- _Task objective_
Return all the data, word for word.

- _Input for this task_
--

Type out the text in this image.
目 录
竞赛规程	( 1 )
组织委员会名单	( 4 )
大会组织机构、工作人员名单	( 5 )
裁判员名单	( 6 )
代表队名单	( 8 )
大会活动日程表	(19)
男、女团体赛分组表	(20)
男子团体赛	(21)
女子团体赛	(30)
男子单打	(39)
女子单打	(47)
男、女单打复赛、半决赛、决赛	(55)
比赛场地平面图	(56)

--

- _The response_
Type out the text in this image.
目 录
竞赛规程	( 1 )
组织委员会名单	( 4 )
大会组织机构、工作人员名单	( 5 )
裁判员名单	( 6 )
代表队名单	( 8 )
大会活动日程表	(19)
男、女团体赛分组表	(20)
男子团体赛	(21)
女子团体赛	(30)
男子单打	(39)
女子单打	(47)
男、女单打复赛、半决赛、决赛	(55)
比赛场地平面图	(56)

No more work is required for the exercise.